▶ What you should do: Quote every line of the data below as it stands, omitting pictures.

▶ Records for processing:
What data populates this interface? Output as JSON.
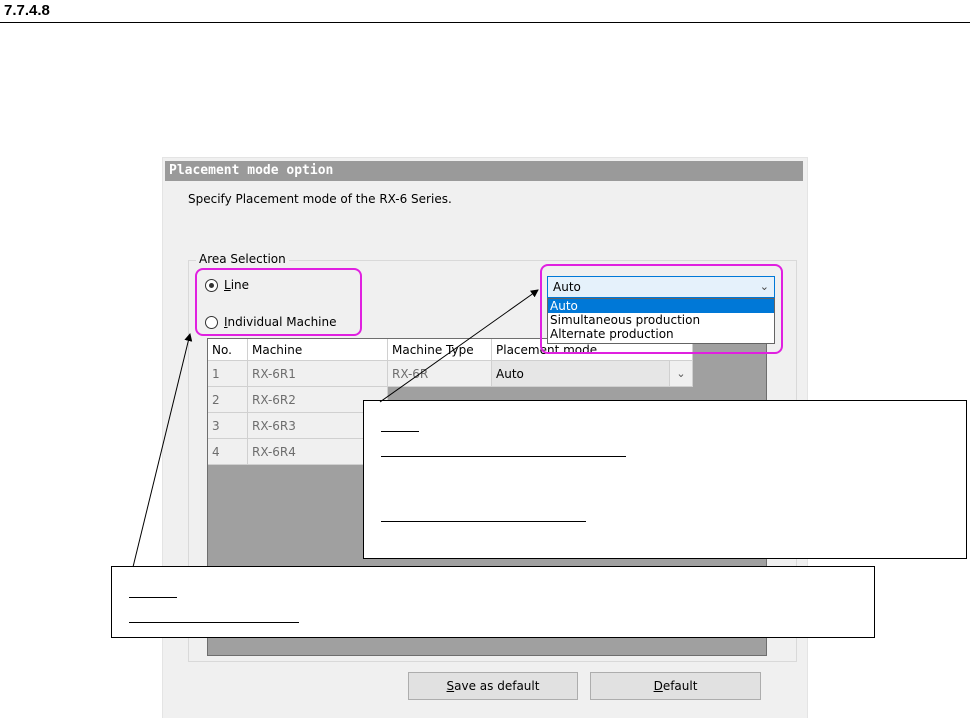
{
  "section_number": "7.7.4.8",
  "dialog": {
    "title": "Placement mode option",
    "description": "Specify Placement mode of the RX-6 Series.",
    "area_selection": {
      "legend": "Area Selection",
      "line_option": {
        "accel": "L",
        "rest": "ine",
        "checked": true
      },
      "individual_option": {
        "accel": "I",
        "rest": "ndividual Machine",
        "checked": false
      }
    },
    "combo": {
      "value": "Auto",
      "options": [
        "Auto",
        "Simultaneous production",
        "Alternate production"
      ]
    },
    "grid": {
      "headers": [
        "No.",
        "Machine",
        "Machine Type",
        "Placement mode"
      ],
      "rows": [
        {
          "no": "1",
          "machine": "RX-6R1",
          "type": "RX-6R",
          "mode": "Auto"
        },
        {
          "no": "2",
          "machine": "RX-6R2",
          "type": "",
          "mode": ""
        },
        {
          "no": "3",
          "machine": "RX-6R3",
          "type": "",
          "mode": ""
        },
        {
          "no": "4",
          "machine": "RX-6R4",
          "type": "",
          "mode": ""
        }
      ]
    },
    "buttons": {
      "save_default": {
        "accel": "S",
        "rest": "ave as default"
      },
      "default": {
        "accel": "D",
        "rest": "efault"
      }
    }
  },
  "colors": {
    "highlight": "#e020e0",
    "selection": "#0078d7",
    "title_bar": "#9a9a9a"
  }
}
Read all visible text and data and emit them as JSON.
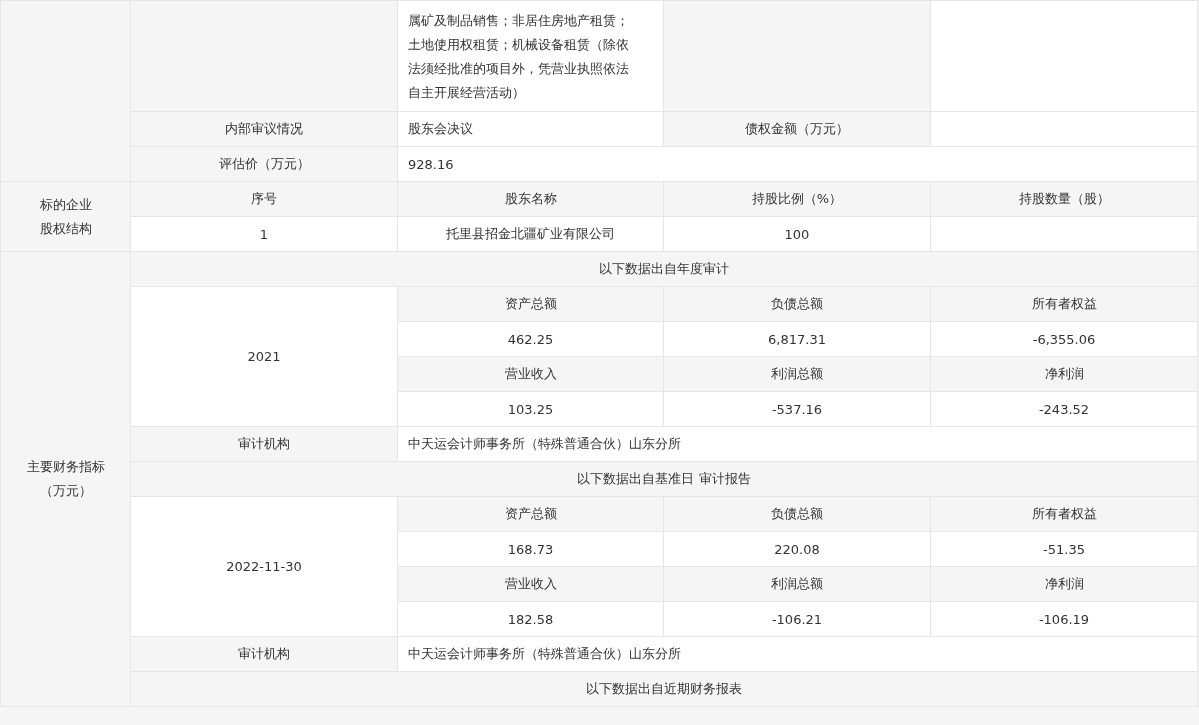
{
  "business_scope": {
    "lines": [
      "属矿及制品销售；非居住房地产租赁；",
      "土地使用权租赁；机械设备租赁（除依",
      "法须经批准的项目外，凭营业执照依法",
      "自主开展经营活动）"
    ]
  },
  "review": {
    "label": "内部审议情况",
    "value": "股东会决议",
    "debt_label": "债权金额（万元）"
  },
  "valuation": {
    "label": "评估价（万元）",
    "value": "928.16"
  },
  "equity": {
    "section_lines": [
      "标的企业",
      "股权结构"
    ],
    "columns": [
      "序号",
      "股东名称",
      "持股比例（%）",
      "持股数量（股）"
    ],
    "rows": [
      [
        "1",
        "托里县招金北疆矿业有限公司",
        "100"
      ]
    ]
  },
  "financials": {
    "section_lines": [
      "主要财务指标",
      "（万元）"
    ],
    "periods": [
      {
        "heading": "以下数据出自年度审计",
        "date": "2021",
        "metrics": [
          [
            {
              "label": "资产总额",
              "value": "462.25"
            },
            {
              "label": "负债总额",
              "value": "6,817.31"
            },
            {
              "label": "所有者权益",
              "value": "-6,355.06"
            }
          ],
          [
            {
              "label": "营业收入",
              "value": "103.25"
            },
            {
              "label": "利润总额",
              "value": "-537.16"
            },
            {
              "label": "净利润",
              "value": "-243.52"
            }
          ]
        ],
        "auditor_label": "审计机构",
        "auditor": "中天运会计师事务所（特殊普通合伙）山东分所"
      },
      {
        "heading": "以下数据出自基准日 审计报告",
        "date": "2022-11-30",
        "metrics": [
          [
            {
              "label": "资产总额",
              "value": "168.73"
            },
            {
              "label": "负债总额",
              "value": "220.08"
            },
            {
              "label": "所有者权益",
              "value": "-51.35"
            }
          ],
          [
            {
              "label": "营业收入",
              "value": "182.58"
            },
            {
              "label": "利润总额",
              "value": "-106.21"
            },
            {
              "label": "净利润",
              "value": "-106.19"
            }
          ]
        ],
        "auditor_label": "审计机构",
        "auditor": "中天运会计师事务所（特殊普通合伙）山东分所"
      },
      {
        "heading": "以下数据出自近期财务报表"
      }
    ]
  }
}
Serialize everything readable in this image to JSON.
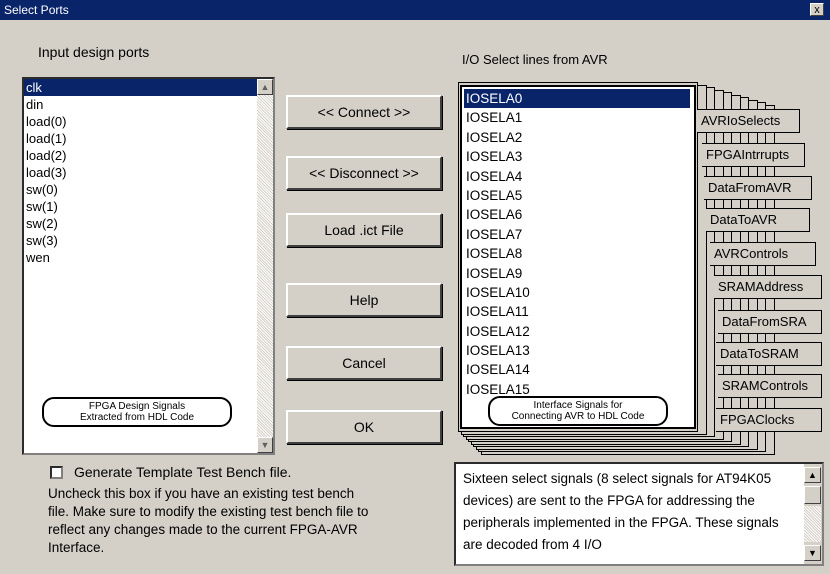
{
  "window": {
    "title": "Select Ports",
    "close_label": "x"
  },
  "input_ports": {
    "header": "Input design ports",
    "items": [
      "clk",
      "din",
      "load(0)",
      "load(1)",
      "load(2)",
      "load(3)",
      "sw(0)",
      "sw(1)",
      "sw(2)",
      "sw(3)",
      "wen"
    ],
    "selected_item": "clk",
    "caption_line1": "FPGA Design Signals",
    "caption_line2": "Extracted from HDL Code"
  },
  "buttons": {
    "connect": "<< Connect >>",
    "disconnect": "<< Disconnect >>",
    "load_ict": "Load .ict File",
    "help": "Help",
    "cancel": "Cancel",
    "ok": "OK"
  },
  "io_select": {
    "header": "I/O Select lines from AVR",
    "items": [
      "IOSELA0",
      "IOSELA1",
      "IOSELA2",
      "IOSELA3",
      "IOSELA4",
      "IOSELA5",
      "IOSELA6",
      "IOSELA7",
      "IOSELA8",
      "IOSELA9",
      "IOSELA10",
      "IOSELA11",
      "IOSELA12",
      "IOSELA13",
      "IOSELA14",
      "IOSELA15"
    ],
    "selected_item": "IOSELA0",
    "caption_line1": "Interface Signals for",
    "caption_line2": "Connecting AVR to HDL Code"
  },
  "tabs": [
    "AVRIoSelects",
    "FPGAIntrrupts",
    "DataFromAVR",
    "DataToAVR",
    "AVRControls",
    "SRAMAddress",
    "DataFromSRA",
    "DataToSRAM",
    "SRAMControls",
    "FPGAClocks"
  ],
  "testbench": {
    "checkbox_label": "Generate Template Test Bench file.",
    "checked": false,
    "note": "Uncheck this box if you have an existing test bench file.  Make sure to  modify the  existing test bench file to reflect any changes made to the current FPGA-AVR Interface."
  },
  "description": {
    "text": "Sixteen select signals (8 select signals for AT94K05 devices) are sent to the FPGA for addressing the peripherals implemented in the FPGA. These signals are decoded from 4 I/O"
  }
}
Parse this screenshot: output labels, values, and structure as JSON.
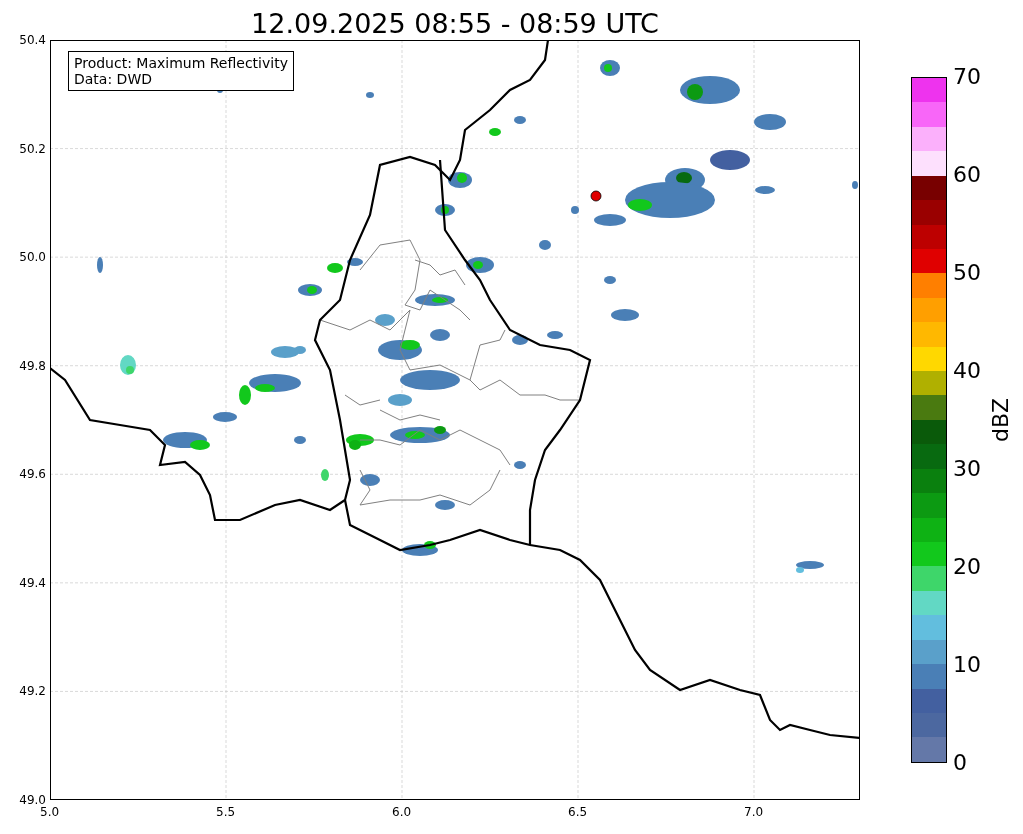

▶ Task result:
What data populates this interface? Output as JSON.
{
  "section_number": "7.7.4.8",
  "dialog": {
    "title": "Placement mode option",
    "description": "Specify Placement mode of the RX-6 Series.",
    "area_selection": {
      "legend": "Area Selection",
      "line_option": {
        "accel": "L",
        "rest": "ine",
        "checked": true
      },
      "individual_option": {
        "accel": "I",
        "rest": "ndividual Machine",
        "checked": false
      }
    },
    "combo": {
      "value": "Auto",
      "options": [
        "Auto",
        "Simultaneous production",
        "Alternate production"
      ]
    },
    "grid": {
      "headers": [
        "No.",
        "Machine",
        "Machine Type",
        "Placement mode"
      ],
      "rows": [
        {
          "no": "1",
          "machine": "RX-6R1",
          "type": "RX-6R",
          "mode": "Auto"
        },
        {
          "no": "2",
          "machine": "RX-6R2",
          "type": "",
          "mode": ""
        },
        {
          "no": "3",
          "machine": "RX-6R3",
          "type": "",
          "mode": ""
        },
        {
          "no": "4",
          "machine": "RX-6R4",
          "type": "",
          "mode": ""
        }
      ]
    },
    "buttons": {
      "save_default": {
        "accel": "S",
        "rest": "ave as default"
      },
      "default": {
        "accel": "D",
        "rest": "efault"
      }
    }
  },
  "colors": {
    "highlight": "#e020e0",
    "selection": "#0078d7",
    "title_bar": "#9a9a9a"
  }
}
Read all visible text and data and emit them as JSON.
{
  "business_scope": {
    "lines": [
      "属矿及制品销售；非居住房地产租赁；",
      "土地使用权租赁；机械设备租赁（除依",
      "法须经批准的项目外，凭营业执照依法",
      "自主开展经营活动）"
    ]
  },
  "review": {
    "label": "内部审议情况",
    "value": "股东会决议",
    "debt_label": "债权金额（万元）"
  },
  "valuation": {
    "label": "评估价（万元）",
    "value": "928.16"
  },
  "equity": {
    "section_lines": [
      "标的企业",
      "股权结构"
    ],
    "columns": [
      "序号",
      "股东名称",
      "持股比例（%）",
      "持股数量（股）"
    ],
    "rows": [
      [
        "1",
        "托里县招金北疆矿业有限公司",
        "100"
      ]
    ]
  },
  "financials": {
    "section_lines": [
      "主要财务指标",
      "（万元）"
    ],
    "periods": [
      {
        "heading": "以下数据出自年度审计",
        "date": "2021",
        "metrics": [
          [
            {
              "label": "资产总额",
              "value": "462.25"
            },
            {
              "label": "负债总额",
              "value": "6,817.31"
            },
            {
              "label": "所有者权益",
              "value": "-6,355.06"
            }
          ],
          [
            {
              "label": "营业收入",
              "value": "103.25"
            },
            {
              "label": "利润总额",
              "value": "-537.16"
            },
            {
              "label": "净利润",
              "value": "-243.52"
            }
          ]
        ],
        "auditor_label": "审计机构",
        "auditor": "中天运会计师事务所（特殊普通合伙）山东分所"
      },
      {
        "heading": "以下数据出自基准日 审计报告",
        "date": "2022-11-30",
        "metrics": [
          [
            {
              "label": "资产总额",
              "value": "168.73"
            },
            {
              "label": "负债总额",
              "value": "220.08"
            },
            {
              "label": "所有者权益",
              "value": "-51.35"
            }
          ],
          [
            {
              "label": "营业收入",
              "value": "182.58"
            },
            {
              "label": "利润总额",
              "value": "-106.21"
            },
            {
              "label": "净利润",
              "value": "-106.19"
            }
          ]
        ],
        "auditor_label": "审计机构",
        "auditor": "中天运会计师事务所（特殊普通合伙）山东分所"
      },
      {
        "heading": "以下数据出自近期财务报表"
      }
    ]
  }
}
Serialize everything readable in this image to JSON.
{
  "window": {
    "title": "Select Ports",
    "close_label": "x"
  },
  "input_ports": {
    "header": "Input design ports",
    "items": [
      "clk",
      "din",
      "load(0)",
      "load(1)",
      "load(2)",
      "load(3)",
      "sw(0)",
      "sw(1)",
      "sw(2)",
      "sw(3)",
      "wen"
    ],
    "selected_item": "clk",
    "caption_line1": "FPGA Design Signals",
    "caption_line2": "Extracted from HDL Code"
  },
  "buttons": {
    "connect": "<< Connect >>",
    "disconnect": "<< Disconnect >>",
    "load_ict": "Load .ict File",
    "help": "Help",
    "cancel": "Cancel",
    "ok": "OK"
  },
  "io_select": {
    "header": "I/O Select lines from AVR",
    "items": [
      "IOSELA0",
      "IOSELA1",
      "IOSELA2",
      "IOSELA3",
      "IOSELA4",
      "IOSELA5",
      "IOSELA6",
      "IOSELA7",
      "IOSELA8",
      "IOSELA9",
      "IOSELA10",
      "IOSELA11",
      "IOSELA12",
      "IOSELA13",
      "IOSELA14",
      "IOSELA15"
    ],
    "selected_item": "IOSELA0",
    "caption_line1": "Interface Signals for",
    "caption_line2": "Connecting AVR to HDL Code"
  },
  "tabs": [
    "AVRIoSelects",
    "FPGAIntrrupts",
    "DataFromAVR",
    "DataToAVR",
    "AVRControls",
    "SRAMAddress",
    "DataFromSRA",
    "DataToSRAM",
    "SRAMControls",
    "FPGAClocks"
  ],
  "testbench": {
    "checkbox_label": "Generate Template Test Bench file.",
    "checked": false,
    "note": "Uncheck this box if you have an existing test bench file.  Make sure to  modify the  existing test bench file to reflect any changes made to the current FPGA-AVR Interface."
  },
  "description": {
    "text": "Sixteen select signals (8 select signals for AT94K05 devices) are sent to the FPGA for addressing the peripherals implemented in the FPGA. These signals are decoded from 4 I/O"
  }
}
Parse this screenshot: output labels, values, and structure as JSON.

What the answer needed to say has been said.